**Problem to work on:**
Find each line containing the string "tagline". Copy it.
▶
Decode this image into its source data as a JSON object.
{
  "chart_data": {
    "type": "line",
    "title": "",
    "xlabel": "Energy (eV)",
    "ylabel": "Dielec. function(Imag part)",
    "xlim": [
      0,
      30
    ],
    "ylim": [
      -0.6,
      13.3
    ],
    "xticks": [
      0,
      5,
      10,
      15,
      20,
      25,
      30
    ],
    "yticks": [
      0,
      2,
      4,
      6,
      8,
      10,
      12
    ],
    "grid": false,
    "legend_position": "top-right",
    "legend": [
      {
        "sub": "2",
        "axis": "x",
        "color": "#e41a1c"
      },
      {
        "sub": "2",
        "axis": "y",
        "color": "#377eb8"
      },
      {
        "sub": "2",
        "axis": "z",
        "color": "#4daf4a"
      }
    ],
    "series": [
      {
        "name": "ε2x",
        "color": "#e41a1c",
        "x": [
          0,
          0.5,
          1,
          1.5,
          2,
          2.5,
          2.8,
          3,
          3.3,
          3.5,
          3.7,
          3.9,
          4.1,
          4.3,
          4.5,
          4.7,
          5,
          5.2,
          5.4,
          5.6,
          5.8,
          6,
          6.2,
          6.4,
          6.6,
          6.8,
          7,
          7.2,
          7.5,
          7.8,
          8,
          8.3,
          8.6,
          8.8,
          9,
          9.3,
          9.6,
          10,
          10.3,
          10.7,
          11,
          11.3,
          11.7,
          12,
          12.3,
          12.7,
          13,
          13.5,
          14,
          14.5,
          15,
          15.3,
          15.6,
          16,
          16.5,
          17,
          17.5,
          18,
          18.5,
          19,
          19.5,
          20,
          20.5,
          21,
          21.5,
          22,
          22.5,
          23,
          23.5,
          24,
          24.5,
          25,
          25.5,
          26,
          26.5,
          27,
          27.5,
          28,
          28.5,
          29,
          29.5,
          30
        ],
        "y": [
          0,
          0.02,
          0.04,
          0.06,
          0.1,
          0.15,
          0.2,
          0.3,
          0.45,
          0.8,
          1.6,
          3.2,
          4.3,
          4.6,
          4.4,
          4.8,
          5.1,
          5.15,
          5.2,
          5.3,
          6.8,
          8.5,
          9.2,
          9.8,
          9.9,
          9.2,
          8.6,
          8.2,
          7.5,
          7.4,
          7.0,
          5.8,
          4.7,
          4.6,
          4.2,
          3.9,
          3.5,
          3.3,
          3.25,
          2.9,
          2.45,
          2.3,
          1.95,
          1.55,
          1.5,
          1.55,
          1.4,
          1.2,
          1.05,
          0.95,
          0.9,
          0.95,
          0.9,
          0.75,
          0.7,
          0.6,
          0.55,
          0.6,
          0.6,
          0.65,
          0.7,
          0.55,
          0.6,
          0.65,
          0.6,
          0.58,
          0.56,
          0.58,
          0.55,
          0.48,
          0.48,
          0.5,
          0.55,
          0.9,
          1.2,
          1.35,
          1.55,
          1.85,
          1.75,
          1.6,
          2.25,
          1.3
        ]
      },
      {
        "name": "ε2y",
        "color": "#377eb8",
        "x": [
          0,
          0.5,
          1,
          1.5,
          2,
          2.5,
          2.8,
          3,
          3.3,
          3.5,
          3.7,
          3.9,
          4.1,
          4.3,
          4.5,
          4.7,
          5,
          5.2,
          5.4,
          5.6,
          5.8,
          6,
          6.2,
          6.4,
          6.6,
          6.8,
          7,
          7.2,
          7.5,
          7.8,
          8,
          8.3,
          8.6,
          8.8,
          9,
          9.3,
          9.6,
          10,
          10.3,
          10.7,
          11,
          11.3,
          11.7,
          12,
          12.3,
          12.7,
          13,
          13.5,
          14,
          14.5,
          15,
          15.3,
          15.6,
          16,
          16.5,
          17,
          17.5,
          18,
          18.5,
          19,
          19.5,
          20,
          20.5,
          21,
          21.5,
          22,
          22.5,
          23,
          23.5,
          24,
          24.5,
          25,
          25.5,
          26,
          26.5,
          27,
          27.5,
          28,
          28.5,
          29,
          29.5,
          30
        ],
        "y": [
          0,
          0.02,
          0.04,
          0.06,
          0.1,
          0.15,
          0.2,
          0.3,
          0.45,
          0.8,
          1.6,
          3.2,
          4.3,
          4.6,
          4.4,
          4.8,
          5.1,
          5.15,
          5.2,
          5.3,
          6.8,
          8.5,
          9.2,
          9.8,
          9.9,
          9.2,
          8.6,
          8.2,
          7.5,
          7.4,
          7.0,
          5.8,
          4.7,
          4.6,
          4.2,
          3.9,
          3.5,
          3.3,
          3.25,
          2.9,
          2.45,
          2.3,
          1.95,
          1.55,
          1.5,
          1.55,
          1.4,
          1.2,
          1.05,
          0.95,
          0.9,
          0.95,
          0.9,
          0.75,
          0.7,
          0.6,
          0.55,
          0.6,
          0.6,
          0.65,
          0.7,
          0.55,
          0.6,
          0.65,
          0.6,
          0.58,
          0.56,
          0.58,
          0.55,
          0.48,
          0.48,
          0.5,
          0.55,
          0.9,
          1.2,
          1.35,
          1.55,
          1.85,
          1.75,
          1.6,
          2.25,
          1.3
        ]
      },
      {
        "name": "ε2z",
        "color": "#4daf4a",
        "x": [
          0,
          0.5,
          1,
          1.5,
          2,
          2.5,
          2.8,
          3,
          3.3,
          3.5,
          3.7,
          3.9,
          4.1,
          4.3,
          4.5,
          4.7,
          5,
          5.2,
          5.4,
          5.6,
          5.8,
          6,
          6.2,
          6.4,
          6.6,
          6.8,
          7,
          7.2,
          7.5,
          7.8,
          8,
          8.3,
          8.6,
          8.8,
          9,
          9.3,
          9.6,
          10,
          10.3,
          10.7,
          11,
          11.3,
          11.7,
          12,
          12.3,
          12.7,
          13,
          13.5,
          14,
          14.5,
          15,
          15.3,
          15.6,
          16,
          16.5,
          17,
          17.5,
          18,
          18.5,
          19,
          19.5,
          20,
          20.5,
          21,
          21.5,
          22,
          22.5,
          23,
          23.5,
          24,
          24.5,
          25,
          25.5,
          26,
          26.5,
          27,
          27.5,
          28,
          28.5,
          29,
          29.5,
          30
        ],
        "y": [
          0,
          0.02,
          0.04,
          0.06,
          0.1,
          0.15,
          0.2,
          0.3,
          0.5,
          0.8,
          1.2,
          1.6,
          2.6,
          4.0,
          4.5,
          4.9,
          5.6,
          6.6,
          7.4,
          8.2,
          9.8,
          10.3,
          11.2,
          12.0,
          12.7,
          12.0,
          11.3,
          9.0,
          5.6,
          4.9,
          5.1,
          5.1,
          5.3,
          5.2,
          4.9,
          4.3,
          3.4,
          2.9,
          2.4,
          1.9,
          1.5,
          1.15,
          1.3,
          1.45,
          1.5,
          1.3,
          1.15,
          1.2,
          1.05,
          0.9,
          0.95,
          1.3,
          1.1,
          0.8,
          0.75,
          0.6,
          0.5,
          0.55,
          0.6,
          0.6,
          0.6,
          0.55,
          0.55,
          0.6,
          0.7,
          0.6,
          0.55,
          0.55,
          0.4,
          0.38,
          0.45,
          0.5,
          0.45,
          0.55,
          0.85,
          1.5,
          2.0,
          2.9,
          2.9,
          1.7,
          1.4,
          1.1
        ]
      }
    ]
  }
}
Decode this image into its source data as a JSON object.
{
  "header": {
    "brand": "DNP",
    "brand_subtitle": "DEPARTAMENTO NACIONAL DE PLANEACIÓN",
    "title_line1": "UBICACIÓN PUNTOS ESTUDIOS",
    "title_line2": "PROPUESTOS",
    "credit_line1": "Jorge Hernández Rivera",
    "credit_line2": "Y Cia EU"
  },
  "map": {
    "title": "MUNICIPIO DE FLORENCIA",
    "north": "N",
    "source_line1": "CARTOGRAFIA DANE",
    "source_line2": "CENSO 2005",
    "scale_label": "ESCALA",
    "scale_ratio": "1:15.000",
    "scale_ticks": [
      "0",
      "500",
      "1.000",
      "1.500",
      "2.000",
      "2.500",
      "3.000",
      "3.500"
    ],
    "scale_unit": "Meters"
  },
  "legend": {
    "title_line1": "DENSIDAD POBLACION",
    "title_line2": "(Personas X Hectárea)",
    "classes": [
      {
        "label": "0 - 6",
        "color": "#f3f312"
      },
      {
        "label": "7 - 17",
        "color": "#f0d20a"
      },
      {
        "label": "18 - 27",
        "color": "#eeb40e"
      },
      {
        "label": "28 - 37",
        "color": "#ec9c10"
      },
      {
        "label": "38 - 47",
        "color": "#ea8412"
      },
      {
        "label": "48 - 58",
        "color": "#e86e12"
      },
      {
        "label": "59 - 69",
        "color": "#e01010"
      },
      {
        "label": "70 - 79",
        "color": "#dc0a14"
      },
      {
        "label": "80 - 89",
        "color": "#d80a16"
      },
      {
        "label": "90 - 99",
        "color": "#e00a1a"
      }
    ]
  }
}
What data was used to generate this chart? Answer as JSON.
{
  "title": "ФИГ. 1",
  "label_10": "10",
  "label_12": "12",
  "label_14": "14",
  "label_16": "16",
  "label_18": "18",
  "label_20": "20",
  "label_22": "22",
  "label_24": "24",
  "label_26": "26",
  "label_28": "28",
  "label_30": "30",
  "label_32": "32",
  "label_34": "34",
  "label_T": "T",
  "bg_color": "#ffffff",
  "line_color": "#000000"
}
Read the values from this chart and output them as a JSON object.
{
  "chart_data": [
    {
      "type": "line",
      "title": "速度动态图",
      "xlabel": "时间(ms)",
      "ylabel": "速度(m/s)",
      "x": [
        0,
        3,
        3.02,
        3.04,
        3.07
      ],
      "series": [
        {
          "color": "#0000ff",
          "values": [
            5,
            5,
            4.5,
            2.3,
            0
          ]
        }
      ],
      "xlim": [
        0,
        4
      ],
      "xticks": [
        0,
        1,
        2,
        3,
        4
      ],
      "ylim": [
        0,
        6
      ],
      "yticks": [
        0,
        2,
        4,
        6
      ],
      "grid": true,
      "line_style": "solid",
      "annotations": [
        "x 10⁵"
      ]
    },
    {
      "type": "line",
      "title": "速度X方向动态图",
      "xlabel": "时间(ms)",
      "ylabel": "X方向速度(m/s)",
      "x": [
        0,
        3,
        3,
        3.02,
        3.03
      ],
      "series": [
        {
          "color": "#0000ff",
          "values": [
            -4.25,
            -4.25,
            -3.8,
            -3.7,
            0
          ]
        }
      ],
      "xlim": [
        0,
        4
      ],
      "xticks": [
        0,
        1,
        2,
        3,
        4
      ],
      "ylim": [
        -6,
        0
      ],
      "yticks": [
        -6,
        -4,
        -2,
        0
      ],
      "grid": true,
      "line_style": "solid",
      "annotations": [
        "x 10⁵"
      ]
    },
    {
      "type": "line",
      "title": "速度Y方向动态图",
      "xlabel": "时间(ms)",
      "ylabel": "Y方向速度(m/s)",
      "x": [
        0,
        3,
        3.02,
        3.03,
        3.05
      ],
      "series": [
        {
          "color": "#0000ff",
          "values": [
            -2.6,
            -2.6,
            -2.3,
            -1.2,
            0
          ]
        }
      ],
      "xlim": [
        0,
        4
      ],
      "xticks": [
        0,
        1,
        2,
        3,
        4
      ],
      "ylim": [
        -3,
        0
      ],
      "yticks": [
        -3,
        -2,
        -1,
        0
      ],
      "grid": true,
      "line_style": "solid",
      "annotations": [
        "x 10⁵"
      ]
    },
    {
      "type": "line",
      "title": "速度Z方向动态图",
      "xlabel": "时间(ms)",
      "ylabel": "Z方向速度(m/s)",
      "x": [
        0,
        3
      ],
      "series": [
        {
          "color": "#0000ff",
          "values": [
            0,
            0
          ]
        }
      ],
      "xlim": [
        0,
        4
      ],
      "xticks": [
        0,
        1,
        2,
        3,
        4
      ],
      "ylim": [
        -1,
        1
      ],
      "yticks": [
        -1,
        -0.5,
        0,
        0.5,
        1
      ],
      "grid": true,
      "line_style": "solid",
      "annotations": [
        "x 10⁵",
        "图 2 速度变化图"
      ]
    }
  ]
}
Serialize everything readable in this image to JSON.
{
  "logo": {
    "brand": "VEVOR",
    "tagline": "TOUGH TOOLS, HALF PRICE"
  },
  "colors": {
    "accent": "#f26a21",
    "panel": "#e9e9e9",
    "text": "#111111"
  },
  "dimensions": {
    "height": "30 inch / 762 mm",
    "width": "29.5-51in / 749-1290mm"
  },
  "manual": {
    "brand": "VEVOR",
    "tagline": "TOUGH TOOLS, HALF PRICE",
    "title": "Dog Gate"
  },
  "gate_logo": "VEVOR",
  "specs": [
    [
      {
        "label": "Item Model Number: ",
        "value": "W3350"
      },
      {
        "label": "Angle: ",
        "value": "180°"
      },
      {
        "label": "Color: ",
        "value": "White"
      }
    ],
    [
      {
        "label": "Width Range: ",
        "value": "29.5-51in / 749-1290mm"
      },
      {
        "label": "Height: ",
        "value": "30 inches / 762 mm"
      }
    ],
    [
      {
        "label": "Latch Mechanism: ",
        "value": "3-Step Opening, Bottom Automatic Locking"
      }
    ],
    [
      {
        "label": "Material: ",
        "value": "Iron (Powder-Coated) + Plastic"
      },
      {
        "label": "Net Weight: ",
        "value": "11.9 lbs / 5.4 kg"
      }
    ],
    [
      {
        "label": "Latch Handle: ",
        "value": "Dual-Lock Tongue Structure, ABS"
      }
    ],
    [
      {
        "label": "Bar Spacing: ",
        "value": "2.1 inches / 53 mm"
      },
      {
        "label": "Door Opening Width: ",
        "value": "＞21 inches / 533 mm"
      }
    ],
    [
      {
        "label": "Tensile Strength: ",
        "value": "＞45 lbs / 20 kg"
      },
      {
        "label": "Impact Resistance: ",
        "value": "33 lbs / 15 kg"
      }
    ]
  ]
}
◀
**Finished exercise:**
    "tagline": "TOUGH TOOLS, HALF PRICE"
    "tagline": "TOUGH TOOLS, HALF PRICE",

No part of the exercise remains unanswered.